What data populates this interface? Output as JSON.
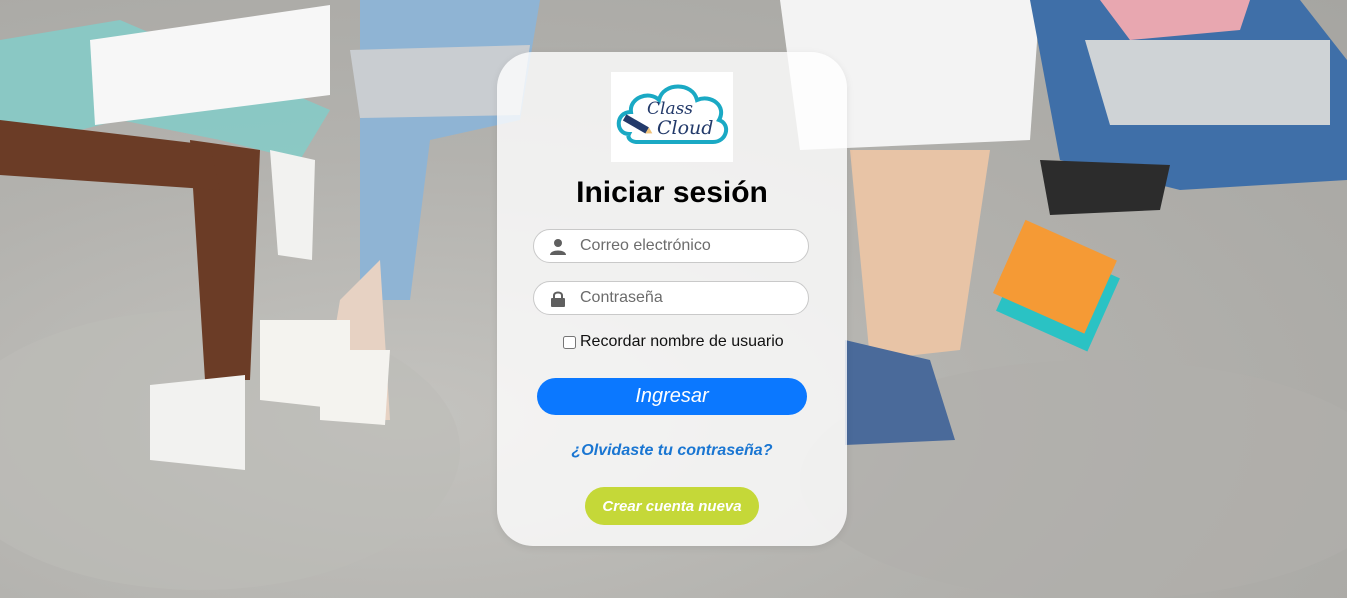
{
  "logo": {
    "line1": "Class",
    "line2": "Cloud",
    "icon": "cloud-pencil-logo",
    "color": "#1aa9c4"
  },
  "login": {
    "title": "Iniciar sesión",
    "email_placeholder": "Correo electrónico",
    "email_icon": "user-icon",
    "password_placeholder": "Contraseña",
    "password_icon": "lock-icon",
    "remember_label": "Recordar nombre de usuario",
    "remember_checked": false,
    "submit_label": "Ingresar",
    "forgot_label": "¿Olvidaste tu contraseña?",
    "create_label": "Crear cuenta nueva"
  },
  "colors": {
    "primary": "#0b78ff",
    "link": "#1a76d2",
    "create": "#c5d838",
    "card": "#ffffff"
  }
}
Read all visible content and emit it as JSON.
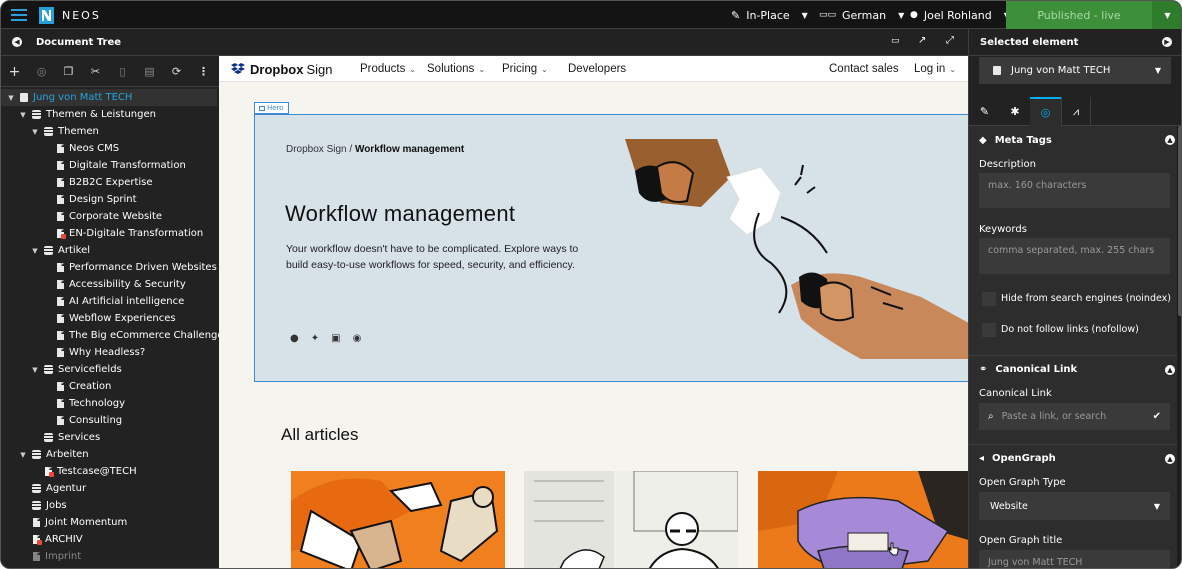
{
  "topbar": {
    "brand": "NEOS",
    "edit_mode": "In-Place",
    "language": "German",
    "user": "Joel Rohland",
    "publish_status": "Published - live"
  },
  "document_tree": {
    "title": "Document Tree",
    "nodes": [
      {
        "label": "Jung von Matt TECH"
      },
      {
        "label": "Themen & Leistungen"
      },
      {
        "label": "Themen"
      },
      {
        "label": "Neos CMS"
      },
      {
        "label": "Digitale Transformation"
      },
      {
        "label": "B2B2C Expertise"
      },
      {
        "label": "Design Sprint"
      },
      {
        "label": "Corporate Website"
      },
      {
        "label": "EN-Digitale Transformation"
      },
      {
        "label": "Artikel"
      },
      {
        "label": "Performance Driven Websites"
      },
      {
        "label": "Accessibility & Security"
      },
      {
        "label": "AI Artificial intelligence"
      },
      {
        "label": "Webflow Experiences"
      },
      {
        "label": "The Big eCommerce Challenge"
      },
      {
        "label": "Why Headless?"
      },
      {
        "label": "Servicefields"
      },
      {
        "label": "Creation"
      },
      {
        "label": "Technology"
      },
      {
        "label": "Consulting"
      },
      {
        "label": "Services"
      },
      {
        "label": "Arbeiten"
      },
      {
        "label": "Testcase@TECH"
      },
      {
        "label": "Agentur"
      },
      {
        "label": "Jobs"
      },
      {
        "label": "Joint Momentum"
      },
      {
        "label": "ARCHIV"
      },
      {
        "label": "Imprint"
      }
    ]
  },
  "site": {
    "logo_main": "Dropbox",
    "logo_sub": "Sign",
    "nav": [
      "Products",
      "Solutions",
      "Pricing",
      "Developers"
    ],
    "contact": "Contact sales",
    "login": "Log in",
    "hero_tag": "Hero",
    "breadcrumb_root": "Dropbox Sign",
    "breadcrumb_sep": "/",
    "breadcrumb_current": "Workflow management",
    "hero_title": "Workflow management",
    "hero_text": "Your workflow doesn't have to be complicated. Explore ways to build easy-to-use workflows for speed, security, and efficiency.",
    "articles_heading": "All articles"
  },
  "inspector": {
    "title": "Selected element",
    "selected_node": "Jung von Matt TECH",
    "meta": {
      "section": "Meta Tags",
      "description_label": "Description",
      "description_placeholder": "max. 160 characters",
      "keywords_label": "Keywords",
      "keywords_placeholder": "comma separated, max. 255 chars",
      "noindex_label": "Hide from search engines (noindex)",
      "nofollow_label": "Do not follow links (nofollow)"
    },
    "canonical": {
      "section": "Canonical Link",
      "label": "Canonical Link",
      "placeholder": "Paste a link, or search"
    },
    "opengraph": {
      "section": "OpenGraph",
      "type_label": "Open Graph Type",
      "type_value": "Website",
      "title_label": "Open Graph title",
      "title_placeholder": "Jung von Matt TECH"
    }
  },
  "colors": {
    "publish_green": "#3d8f3a",
    "accent_blue": "#00adee",
    "canvas_highlight": "#3d8bd8"
  }
}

=====

* EXERCISE TASK: Pictures in the records should not appear in your copy, but everything else must be transcribed exactly.

* SOLVED PROBLEM:
What data populates this interface? Output as JSON.
{
  "logo": {
    "line1": "Class",
    "line2": "Cloud",
    "icon": "cloud-pencil-logo",
    "color": "#1aa9c4"
  },
  "login": {
    "title": "Iniciar sesión",
    "email_placeholder": "Correo electrónico",
    "email_icon": "user-icon",
    "password_placeholder": "Contraseña",
    "password_icon": "lock-icon",
    "remember_label": "Recordar nombre de usuario",
    "remember_checked": false,
    "submit_label": "Ingresar",
    "forgot_label": "¿Olvidaste tu contraseña?",
    "create_label": "Crear cuenta nueva"
  },
  "colors": {
    "primary": "#0b78ff",
    "link": "#1a76d2",
    "create": "#c5d838",
    "card": "#ffffff"
  }
}
Read all visible content and emit it as JSON.
{
  "topbar": {
    "brand": "NEOS",
    "edit_mode": "In-Place",
    "language": "German",
    "user": "Joel Rohland",
    "publish_status": "Published - live"
  },
  "document_tree": {
    "title": "Document Tree",
    "nodes": [
      {
        "label": "Jung von Matt TECH"
      },
      {
        "label": "Themen & Leistungen"
      },
      {
        "label": "Themen"
      },
      {
        "label": "Neos CMS"
      },
      {
        "label": "Digitale Transformation"
      },
      {
        "label": "B2B2C Expertise"
      },
      {
        "label": "Design Sprint"
      },
      {
        "label": "Corporate Website"
      },
      {
        "label": "EN-Digitale Transformation"
      },
      {
        "label": "Artikel"
      },
      {
        "label": "Performance Driven Websites"
      },
      {
        "label": "Accessibility & Security"
      },
      {
        "label": "AI Artificial intelligence"
      },
      {
        "label": "Webflow Experiences"
      },
      {
        "label": "The Big eCommerce Challenge"
      },
      {
        "label": "Why Headless?"
      },
      {
        "label": "Servicefields"
      },
      {
        "label": "Creation"
      },
      {
        "label": "Technology"
      },
      {
        "label": "Consulting"
      },
      {
        "label": "Services"
      },
      {
        "label": "Arbeiten"
      },
      {
        "label": "Testcase@TECH"
      },
      {
        "label": "Agentur"
      },
      {
        "label": "Jobs"
      },
      {
        "label": "Joint Momentum"
      },
      {
        "label": "ARCHIV"
      },
      {
        "label": "Imprint"
      }
    ]
  },
  "site": {
    "logo_main": "Dropbox",
    "logo_sub": "Sign",
    "nav": [
      "Products",
      "Solutions",
      "Pricing",
      "Developers"
    ],
    "contact": "Contact sales",
    "login": "Log in",
    "hero_tag": "Hero",
    "breadcrumb_root": "Dropbox Sign",
    "breadcrumb_sep": "/",
    "breadcrumb_current": "Workflow management",
    "hero_title": "Workflow management",
    "hero_text": "Your workflow doesn't have to be complicated. Explore ways to build easy-to-use workflows for speed, security, and efficiency.",
    "articles_heading": "All articles"
  },
  "inspector": {
    "title": "Selected element",
    "selected_node": "Jung von Matt TECH",
    "meta": {
      "section": "Meta Tags",
      "description_label": "Description",
      "description_placeholder": "max. 160 characters",
      "keywords_label": "Keywords",
      "keywords_placeholder": "comma separated, max. 255 chars",
      "noindex_label": "Hide from search engines (noindex)",
      "nofollow_label": "Do not follow links (nofollow)"
    },
    "canonical": {
      "section": "Canonical Link",
      "label": "Canonical Link",
      "placeholder": "Paste a link, or search"
    },
    "opengraph": {
      "section": "OpenGraph",
      "type_label": "Open Graph Type",
      "type_value": "Website",
      "title_label": "Open Graph title",
      "title_placeholder": "Jung von Matt TECH"
    }
  },
  "colors": {
    "publish_green": "#3d8f3a",
    "accent_blue": "#00adee",
    "canvas_highlight": "#3d8bd8"
  }
}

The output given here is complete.